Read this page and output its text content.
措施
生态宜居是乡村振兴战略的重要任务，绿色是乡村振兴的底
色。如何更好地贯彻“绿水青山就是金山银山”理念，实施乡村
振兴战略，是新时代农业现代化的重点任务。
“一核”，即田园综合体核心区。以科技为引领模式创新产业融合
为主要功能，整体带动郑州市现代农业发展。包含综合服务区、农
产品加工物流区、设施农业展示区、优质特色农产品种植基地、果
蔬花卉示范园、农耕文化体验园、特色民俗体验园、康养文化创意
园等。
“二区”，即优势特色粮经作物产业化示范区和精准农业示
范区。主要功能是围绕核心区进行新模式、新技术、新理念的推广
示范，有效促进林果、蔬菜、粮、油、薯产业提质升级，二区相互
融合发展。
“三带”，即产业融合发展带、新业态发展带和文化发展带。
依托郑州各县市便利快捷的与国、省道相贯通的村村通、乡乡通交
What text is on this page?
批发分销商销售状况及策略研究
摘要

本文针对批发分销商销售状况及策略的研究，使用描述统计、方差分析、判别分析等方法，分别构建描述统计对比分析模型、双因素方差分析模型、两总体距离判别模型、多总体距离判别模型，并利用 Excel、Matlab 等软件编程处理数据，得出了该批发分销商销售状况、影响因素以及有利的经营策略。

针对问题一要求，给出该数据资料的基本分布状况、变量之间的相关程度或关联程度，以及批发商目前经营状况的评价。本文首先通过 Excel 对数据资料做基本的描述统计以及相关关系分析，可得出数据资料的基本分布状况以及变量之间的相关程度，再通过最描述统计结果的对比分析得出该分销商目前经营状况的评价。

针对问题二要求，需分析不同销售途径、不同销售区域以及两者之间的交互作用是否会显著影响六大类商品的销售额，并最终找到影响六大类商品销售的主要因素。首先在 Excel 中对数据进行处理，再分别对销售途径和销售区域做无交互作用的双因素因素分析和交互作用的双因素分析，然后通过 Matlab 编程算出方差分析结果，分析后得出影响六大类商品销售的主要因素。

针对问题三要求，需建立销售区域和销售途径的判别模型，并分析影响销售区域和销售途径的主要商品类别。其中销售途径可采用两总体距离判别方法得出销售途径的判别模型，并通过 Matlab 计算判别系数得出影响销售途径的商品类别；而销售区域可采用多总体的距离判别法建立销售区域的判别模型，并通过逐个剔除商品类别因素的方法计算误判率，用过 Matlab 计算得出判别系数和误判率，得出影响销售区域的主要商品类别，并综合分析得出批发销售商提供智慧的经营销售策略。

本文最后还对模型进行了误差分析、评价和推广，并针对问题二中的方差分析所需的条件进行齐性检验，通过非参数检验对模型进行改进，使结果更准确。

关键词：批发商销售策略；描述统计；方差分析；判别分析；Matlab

**********

Instructions to follow:
Wherever the word "Excel" occurs in a line of the listing, copy that line.

Expected output:
本文针对批发分销商销售状况及策略的研究，使用描述统计、方差分析、判别分析等方法，分别构建描述统计对比分析模型、双因素方差分析模型、两总体距离判别模型、多总体距离判别模型，并利用 Excel、Matlab 等软件编程处理数据，得出了该批发分销商销售状况、影响因素以及有利的经营策略。
针对问题一要求，给出该数据资料的基本分布状况、变量之间的相关程度或关联程度，以及批发商目前经营状况的评价。本文首先通过 Excel 对数据资料做基本的描述统计以及相关关系分析，可得出数据资料的基本分布状况以及变量之间的相关程度，再通过最描述统计结果的对比分析得出该分销商目前经营状况的评价。
针对问题二要求，需分析不同销售途径、不同销售区域以及两者之间的交互作用是否会显著影响六大类商品的销售额，并最终找到影响六大类商品销售的主要因素。首先在 Excel 中对数据进行处理，再分别对销售途径和销售区域做无交互作用的双因素因素分析和交互作用的双因素分析，然后通过 Matlab 编程算出方差分析结果，分析后得出影响六大类商品销售的主要因素。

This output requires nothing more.